> [TASK REQUIREMENTS] Every entry below must be repeated exactly; skip the pictures.

> [EXCERPTED DATA]

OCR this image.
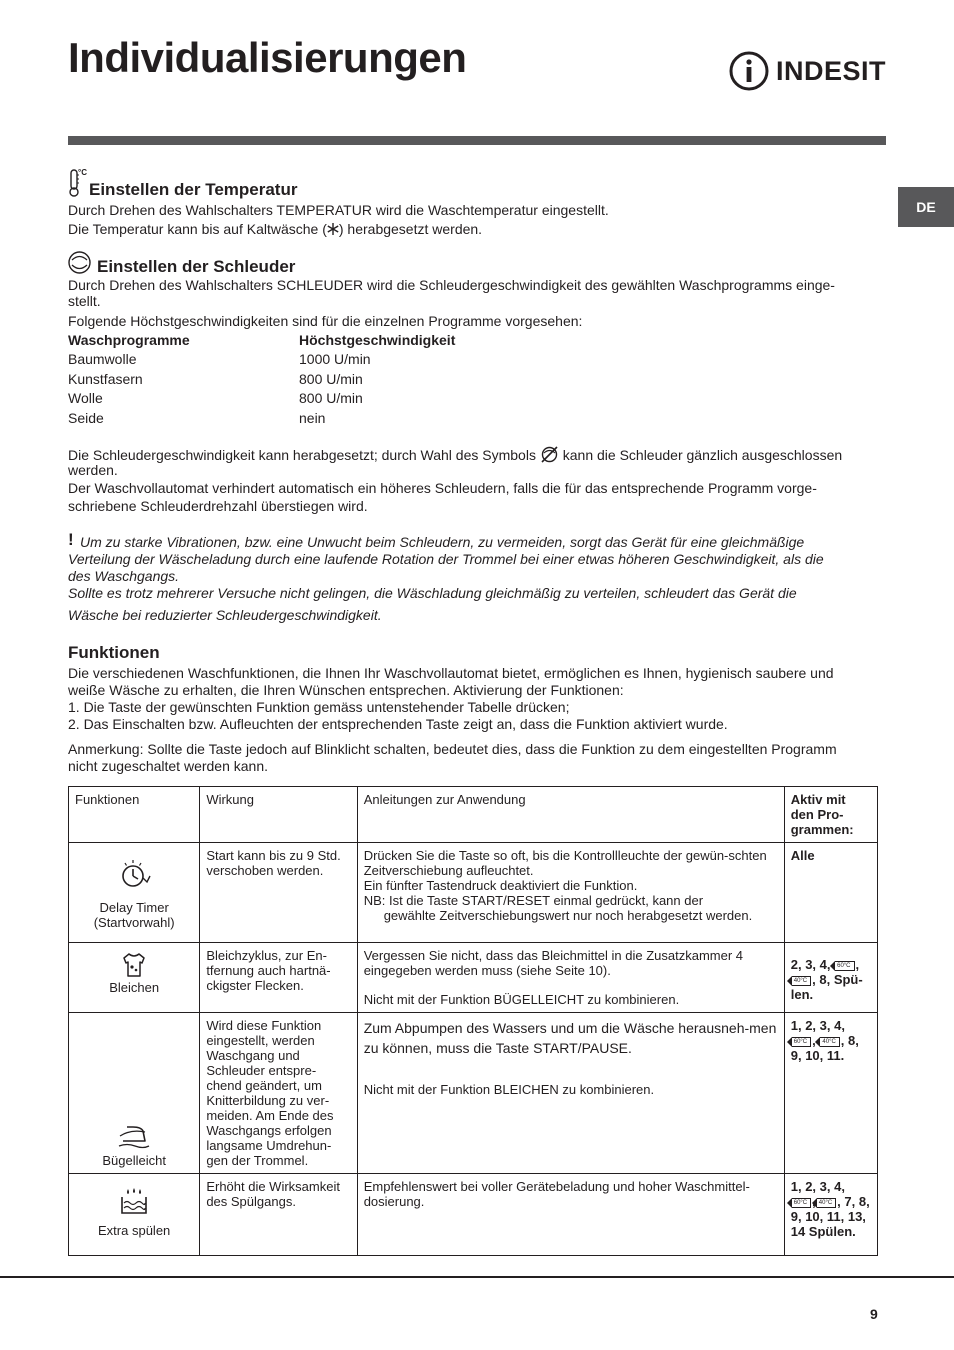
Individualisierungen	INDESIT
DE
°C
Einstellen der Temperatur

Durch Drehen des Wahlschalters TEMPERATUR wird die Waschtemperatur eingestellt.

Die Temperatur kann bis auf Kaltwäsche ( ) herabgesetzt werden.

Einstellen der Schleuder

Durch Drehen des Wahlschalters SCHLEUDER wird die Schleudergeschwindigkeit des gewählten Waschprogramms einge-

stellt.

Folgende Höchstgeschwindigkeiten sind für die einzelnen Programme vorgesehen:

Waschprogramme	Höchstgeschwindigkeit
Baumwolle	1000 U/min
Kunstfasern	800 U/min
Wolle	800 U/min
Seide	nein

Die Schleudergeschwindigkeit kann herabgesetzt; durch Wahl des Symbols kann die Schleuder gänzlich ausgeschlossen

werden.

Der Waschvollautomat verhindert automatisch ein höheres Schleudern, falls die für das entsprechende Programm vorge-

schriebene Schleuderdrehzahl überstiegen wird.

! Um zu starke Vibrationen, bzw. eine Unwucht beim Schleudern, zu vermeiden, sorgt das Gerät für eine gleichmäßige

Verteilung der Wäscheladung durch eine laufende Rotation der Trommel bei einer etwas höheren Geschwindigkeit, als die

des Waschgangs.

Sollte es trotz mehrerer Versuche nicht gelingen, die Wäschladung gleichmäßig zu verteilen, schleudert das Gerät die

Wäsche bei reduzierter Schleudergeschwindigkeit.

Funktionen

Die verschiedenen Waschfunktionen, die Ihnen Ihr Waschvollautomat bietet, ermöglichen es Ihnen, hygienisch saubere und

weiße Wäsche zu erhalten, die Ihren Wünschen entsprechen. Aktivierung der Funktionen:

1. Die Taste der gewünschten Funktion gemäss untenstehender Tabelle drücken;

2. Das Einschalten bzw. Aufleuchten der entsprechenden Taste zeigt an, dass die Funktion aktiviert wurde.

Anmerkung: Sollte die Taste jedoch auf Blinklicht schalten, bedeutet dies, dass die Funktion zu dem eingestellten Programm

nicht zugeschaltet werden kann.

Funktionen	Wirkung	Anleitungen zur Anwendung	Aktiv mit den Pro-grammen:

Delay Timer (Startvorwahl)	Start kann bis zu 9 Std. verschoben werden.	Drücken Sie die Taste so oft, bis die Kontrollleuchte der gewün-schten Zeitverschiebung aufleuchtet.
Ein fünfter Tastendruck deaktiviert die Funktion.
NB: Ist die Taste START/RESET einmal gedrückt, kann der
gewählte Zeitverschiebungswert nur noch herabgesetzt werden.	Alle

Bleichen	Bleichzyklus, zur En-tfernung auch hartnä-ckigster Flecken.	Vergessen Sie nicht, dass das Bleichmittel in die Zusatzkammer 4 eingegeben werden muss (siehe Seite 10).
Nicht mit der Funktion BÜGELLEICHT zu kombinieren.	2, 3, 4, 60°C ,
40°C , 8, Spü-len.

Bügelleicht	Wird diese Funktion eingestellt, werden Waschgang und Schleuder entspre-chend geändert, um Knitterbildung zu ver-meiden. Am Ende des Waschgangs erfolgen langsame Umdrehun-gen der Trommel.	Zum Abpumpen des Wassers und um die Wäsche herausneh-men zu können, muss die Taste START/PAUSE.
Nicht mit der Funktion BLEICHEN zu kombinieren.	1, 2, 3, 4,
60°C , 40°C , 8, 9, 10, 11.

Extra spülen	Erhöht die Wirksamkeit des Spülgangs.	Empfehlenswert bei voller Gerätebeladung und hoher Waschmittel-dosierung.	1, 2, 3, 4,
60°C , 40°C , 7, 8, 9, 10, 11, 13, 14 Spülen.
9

> [EXPECTED OUTPUT]
OCR this image.
Individualisierungen	INDESIT
DE
°C
Einstellen der Temperatur

Durch Drehen des Wahlschalters TEMPERATUR wird die Waschtemperatur eingestellt.

Die Temperatur kann bis auf Kaltwäsche ( ) herabgesetzt werden.

Einstellen der Schleuder

Durch Drehen des Wahlschalters SCHLEUDER wird die Schleudergeschwindigkeit des gewählten Waschprogramms einge-

stellt.

Folgende Höchstgeschwindigkeiten sind für die einzelnen Programme vorgesehen:

Waschprogramme	Höchstgeschwindigkeit
Baumwolle	1000 U/min
Kunstfasern	800 U/min
Wolle	800 U/min
Seide	nein

Die Schleudergeschwindigkeit kann herabgesetzt; durch Wahl des Symbols kann die Schleuder gänzlich ausgeschlossen

werden.

Der Waschvollautomat verhindert automatisch ein höheres Schleudern, falls die für das entsprechende Programm vorge-

schriebene Schleuderdrehzahl überstiegen wird.

! Um zu starke Vibrationen, bzw. eine Unwucht beim Schleudern, zu vermeiden, sorgt das Gerät für eine gleichmäßige

Verteilung der Wäscheladung durch eine laufende Rotation der Trommel bei einer etwas höheren Geschwindigkeit, als die

des Waschgangs.

Sollte es trotz mehrerer Versuche nicht gelingen, die Wäschladung gleichmäßig zu verteilen, schleudert das Gerät die

Wäsche bei reduzierter Schleudergeschwindigkeit.

Funktionen

Die verschiedenen Waschfunktionen, die Ihnen Ihr Waschvollautomat bietet, ermöglichen es Ihnen, hygienisch saubere und

weiße Wäsche zu erhalten, die Ihren Wünschen entsprechen. Aktivierung der Funktionen:

1. Die Taste der gewünschten Funktion gemäss untenstehender Tabelle drücken;

2. Das Einschalten bzw. Aufleuchten der entsprechenden Taste zeigt an, dass die Funktion aktiviert wurde.

Anmerkung: Sollte die Taste jedoch auf Blinklicht schalten, bedeutet dies, dass die Funktion zu dem eingestellten Programm

nicht zugeschaltet werden kann.

Funktionen	Wirkung	Anleitungen zur Anwendung	Aktiv mit den Pro-grammen:

Delay Timer (Startvorwahl)	Start kann bis zu 9 Std. verschoben werden.	Drücken Sie die Taste so oft, bis die Kontrollleuchte der gewün-schten Zeitverschiebung aufleuchtet.
Ein fünfter Tastendruck deaktiviert die Funktion.
NB: Ist die Taste START/RESET einmal gedrückt, kann der
gewählte Zeitverschiebungswert nur noch herabgesetzt werden.	Alle

Bleichen	Bleichzyklus, zur En-tfernung auch hartnä-ckigster Flecken.	Vergessen Sie nicht, dass das Bleichmittel in die Zusatzkammer 4 eingegeben werden muss (siehe Seite 10).
Nicht mit der Funktion BÜGELLEICHT zu kombinieren.	2, 3, 4, 60°C ,
40°C , 8, Spü-len.

Bügelleicht	Wird diese Funktion eingestellt, werden Waschgang und Schleuder entspre-chend geändert, um Knitterbildung zu ver-meiden. Am Ende des Waschgangs erfolgen langsame Umdrehun-gen der Trommel.	Zum Abpumpen des Wassers und um die Wäsche herausneh-men zu können, muss die Taste START/PAUSE.
Nicht mit der Funktion BLEICHEN zu kombinieren.	1, 2, 3, 4,
60°C , 40°C , 8, 9, 10, 11.

Extra spülen	Erhöht die Wirksamkeit des Spülgangs.	Empfehlenswert bei voller Gerätebeladung und hoher Waschmittel-dosierung.	1, 2, 3, 4,
60°C , 40°C , 7, 8, 9, 10, 11, 13, 14 Spülen.
9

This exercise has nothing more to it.